Could you write out every line of the listing below exactly as it stands, leaving the pictures out?
-- BEGIN Supplied material --
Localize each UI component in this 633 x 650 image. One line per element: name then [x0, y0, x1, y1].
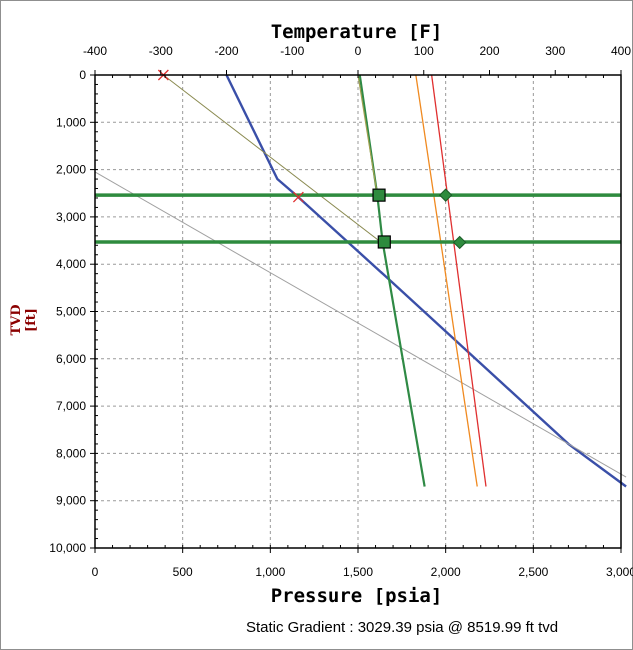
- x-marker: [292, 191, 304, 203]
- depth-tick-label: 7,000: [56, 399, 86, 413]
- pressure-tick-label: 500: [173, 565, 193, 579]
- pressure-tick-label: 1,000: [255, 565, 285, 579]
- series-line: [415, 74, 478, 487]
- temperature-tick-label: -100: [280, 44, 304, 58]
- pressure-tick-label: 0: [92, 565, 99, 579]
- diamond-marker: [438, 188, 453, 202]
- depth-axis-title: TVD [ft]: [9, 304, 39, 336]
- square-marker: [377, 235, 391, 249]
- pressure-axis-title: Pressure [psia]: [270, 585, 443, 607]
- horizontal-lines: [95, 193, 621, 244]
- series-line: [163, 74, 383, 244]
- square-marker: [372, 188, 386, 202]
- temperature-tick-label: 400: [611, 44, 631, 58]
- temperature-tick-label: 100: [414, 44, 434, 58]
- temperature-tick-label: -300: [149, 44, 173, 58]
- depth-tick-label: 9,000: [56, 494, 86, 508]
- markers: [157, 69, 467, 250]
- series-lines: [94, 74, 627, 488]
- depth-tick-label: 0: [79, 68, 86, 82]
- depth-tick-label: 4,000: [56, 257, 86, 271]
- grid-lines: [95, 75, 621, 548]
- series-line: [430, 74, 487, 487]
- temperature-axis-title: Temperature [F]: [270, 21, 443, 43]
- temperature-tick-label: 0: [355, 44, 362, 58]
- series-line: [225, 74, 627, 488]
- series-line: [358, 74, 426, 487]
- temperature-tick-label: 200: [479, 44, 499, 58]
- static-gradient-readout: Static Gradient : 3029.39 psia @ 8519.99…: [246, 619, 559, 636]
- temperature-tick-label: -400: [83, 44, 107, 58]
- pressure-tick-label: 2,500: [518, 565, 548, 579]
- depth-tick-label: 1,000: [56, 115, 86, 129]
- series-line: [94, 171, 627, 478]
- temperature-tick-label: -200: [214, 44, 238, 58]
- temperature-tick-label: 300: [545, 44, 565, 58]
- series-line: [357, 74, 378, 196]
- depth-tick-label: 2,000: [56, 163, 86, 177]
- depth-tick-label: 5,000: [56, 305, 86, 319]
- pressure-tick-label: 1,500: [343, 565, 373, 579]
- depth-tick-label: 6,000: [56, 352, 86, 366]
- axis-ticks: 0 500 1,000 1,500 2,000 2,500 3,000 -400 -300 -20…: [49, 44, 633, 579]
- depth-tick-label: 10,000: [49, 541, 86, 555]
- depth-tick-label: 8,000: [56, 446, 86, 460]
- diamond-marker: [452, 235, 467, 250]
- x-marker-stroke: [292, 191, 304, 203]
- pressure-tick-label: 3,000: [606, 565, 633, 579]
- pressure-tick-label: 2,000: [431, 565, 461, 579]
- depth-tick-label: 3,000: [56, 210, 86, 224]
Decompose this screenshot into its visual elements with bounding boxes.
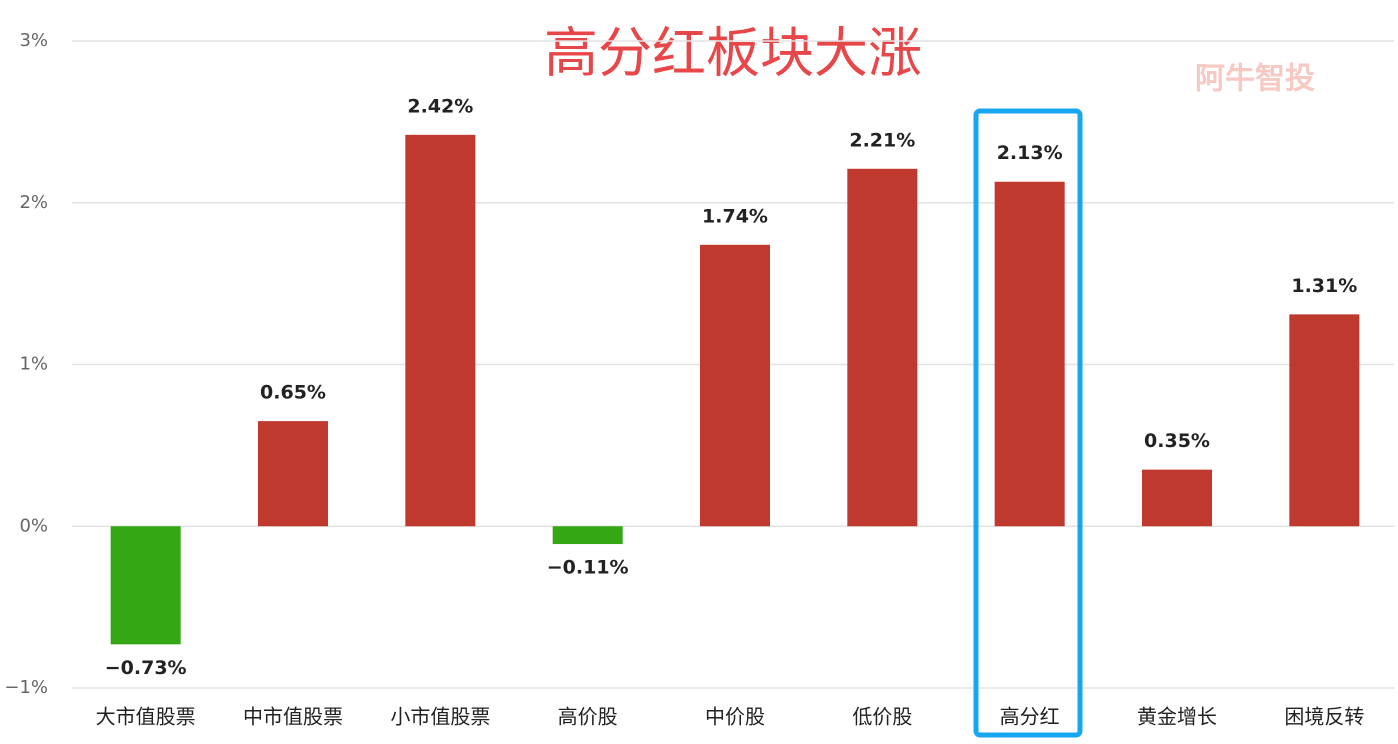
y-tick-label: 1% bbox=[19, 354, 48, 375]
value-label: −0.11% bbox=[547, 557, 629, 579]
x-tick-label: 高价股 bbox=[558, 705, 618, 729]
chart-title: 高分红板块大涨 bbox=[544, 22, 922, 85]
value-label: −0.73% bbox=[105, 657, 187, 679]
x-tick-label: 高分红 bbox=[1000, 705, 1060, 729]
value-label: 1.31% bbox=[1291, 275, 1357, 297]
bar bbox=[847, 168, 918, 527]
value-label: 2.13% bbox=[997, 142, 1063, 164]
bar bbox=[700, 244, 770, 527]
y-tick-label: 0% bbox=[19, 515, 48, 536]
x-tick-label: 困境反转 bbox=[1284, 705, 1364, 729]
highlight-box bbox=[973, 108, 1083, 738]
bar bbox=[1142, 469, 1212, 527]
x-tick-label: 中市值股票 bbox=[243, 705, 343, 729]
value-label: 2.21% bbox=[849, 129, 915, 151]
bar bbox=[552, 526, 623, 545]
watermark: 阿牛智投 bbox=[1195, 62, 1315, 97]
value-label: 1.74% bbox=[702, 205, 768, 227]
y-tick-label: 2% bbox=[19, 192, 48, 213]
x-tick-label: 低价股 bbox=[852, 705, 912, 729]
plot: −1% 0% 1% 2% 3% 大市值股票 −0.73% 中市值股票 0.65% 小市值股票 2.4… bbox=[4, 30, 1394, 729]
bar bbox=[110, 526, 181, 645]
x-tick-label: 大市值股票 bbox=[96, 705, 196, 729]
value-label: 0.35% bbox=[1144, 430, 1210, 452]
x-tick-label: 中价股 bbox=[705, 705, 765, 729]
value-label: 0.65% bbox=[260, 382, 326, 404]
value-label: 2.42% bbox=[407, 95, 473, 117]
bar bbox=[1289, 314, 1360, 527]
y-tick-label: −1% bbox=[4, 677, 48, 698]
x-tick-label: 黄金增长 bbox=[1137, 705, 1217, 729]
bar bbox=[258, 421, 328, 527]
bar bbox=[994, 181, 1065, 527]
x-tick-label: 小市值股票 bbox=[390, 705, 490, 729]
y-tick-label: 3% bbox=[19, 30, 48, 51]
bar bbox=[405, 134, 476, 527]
-- END Supplied material --
### Answer below:
Localize each UI component in this 633 x 650 image. One line per element: name then [x0, y0, x1, y1].
- x-marker: [292, 191, 304, 203]
- depth-tick-label: 7,000: [56, 399, 86, 413]
- pressure-tick-label: 500: [173, 565, 193, 579]
- pressure-tick-label: 1,000: [255, 565, 285, 579]
- series-line: [415, 74, 478, 487]
- temperature-tick-label: -100: [280, 44, 304, 58]
- pressure-tick-label: 0: [92, 565, 99, 579]
- diamond-marker: [438, 188, 453, 202]
- depth-axis-title: TVD [ft]: [9, 304, 39, 336]
- square-marker: [377, 235, 391, 249]
- pressure-axis-title: Pressure [psia]: [270, 585, 443, 607]
- horizontal-lines: [95, 193, 621, 244]
- series-line: [163, 74, 383, 244]
- square-marker: [372, 188, 386, 202]
- temperature-tick-label: 400: [611, 44, 631, 58]
- temperature-tick-label: 100: [414, 44, 434, 58]
- temperature-tick-label: -300: [149, 44, 173, 58]
- depth-tick-label: 9,000: [56, 494, 86, 508]
- markers: [157, 69, 467, 250]
- series-lines: [94, 74, 627, 488]
- depth-tick-label: 0: [79, 68, 86, 82]
- depth-tick-label: 4,000: [56, 257, 86, 271]
- grid-lines: [95, 75, 621, 548]
- series-line: [430, 74, 487, 487]
- temperature-axis-title: Temperature [F]: [270, 21, 443, 43]
- temperature-tick-label: 0: [355, 44, 362, 58]
- series-line: [225, 74, 627, 488]
- series-line: [358, 74, 426, 487]
- temperature-tick-label: 200: [479, 44, 499, 58]
- static-gradient-readout: Static Gradient : 3029.39 psia @ 8519.99…: [246, 619, 559, 636]
- temperature-tick-label: -400: [83, 44, 107, 58]
- pressure-tick-label: 2,500: [518, 565, 548, 579]
- depth-tick-label: 1,000: [56, 115, 86, 129]
- series-line: [94, 171, 627, 478]
- temperature-tick-label: -200: [214, 44, 238, 58]
- temperature-tick-label: 300: [545, 44, 565, 58]
- series-line: [357, 74, 378, 196]
- depth-tick-label: 2,000: [56, 163, 86, 177]
- depth-tick-label: 5,000: [56, 305, 86, 319]
- pressure-tick-label: 1,500: [343, 565, 373, 579]
- depth-tick-label: 6,000: [56, 352, 86, 366]
- axis-ticks: 0 500 1,000 1,500 2,000 2,500 3,000 -400 -300 -20…: [49, 44, 633, 579]
- depth-tick-label: 10,000: [49, 541, 86, 555]
- depth-tick-label: 8,000: [56, 446, 86, 460]
- diamond-marker: [452, 235, 467, 250]
- x-marker-stroke: [292, 191, 304, 203]
- pressure-tick-label: 3,000: [606, 565, 633, 579]
- pressure-tick-label: 2,000: [431, 565, 461, 579]
- depth-tick-label: 3,000: [56, 210, 86, 224]
Decompose this screenshot into its visual elements with bounding boxes.
y-tick-label: 1% bbox=[19, 354, 48, 375]
value-label: −0.11% bbox=[547, 557, 629, 579]
x-tick-label: 高价股 bbox=[558, 705, 618, 729]
chart-title: 高分红板块大涨 bbox=[544, 22, 922, 85]
value-label: −0.73% bbox=[105, 657, 187, 679]
x-tick-label: 高分红 bbox=[1000, 705, 1060, 729]
value-label: 1.31% bbox=[1291, 275, 1357, 297]
bar bbox=[847, 168, 918, 527]
value-label: 2.13% bbox=[997, 142, 1063, 164]
bar bbox=[700, 244, 770, 527]
y-tick-label: 0% bbox=[19, 515, 48, 536]
x-tick-label: 困境反转 bbox=[1284, 705, 1364, 729]
highlight-box bbox=[973, 108, 1083, 738]
bar bbox=[1142, 469, 1212, 527]
x-tick-label: 中市值股票 bbox=[243, 705, 343, 729]
value-label: 2.21% bbox=[849, 129, 915, 151]
bar bbox=[552, 526, 623, 545]
watermark: 阿牛智投 bbox=[1195, 62, 1315, 97]
value-label: 1.74% bbox=[702, 205, 768, 227]
y-tick-label: 2% bbox=[19, 192, 48, 213]
x-tick-label: 低价股 bbox=[852, 705, 912, 729]
plot: −1% 0% 1% 2% 3% 大市值股票 −0.73% 中市值股票 0.65% 小市值股票 2.4… bbox=[4, 30, 1394, 729]
bar bbox=[110, 526, 181, 645]
x-tick-label: 大市值股票 bbox=[96, 705, 196, 729]
value-label: 0.35% bbox=[1144, 430, 1210, 452]
x-tick-label: 中价股 bbox=[705, 705, 765, 729]
value-label: 0.65% bbox=[260, 382, 326, 404]
value-label: 2.42% bbox=[407, 95, 473, 117]
bar bbox=[1289, 314, 1360, 527]
y-tick-label: −1% bbox=[4, 677, 48, 698]
x-tick-label: 黄金增长 bbox=[1137, 705, 1217, 729]
bar bbox=[258, 421, 328, 527]
bar bbox=[994, 181, 1065, 527]
x-tick-label: 小市值股票 bbox=[390, 705, 490, 729]
y-tick-label: 3% bbox=[19, 30, 48, 51]
bar bbox=[405, 134, 476, 527]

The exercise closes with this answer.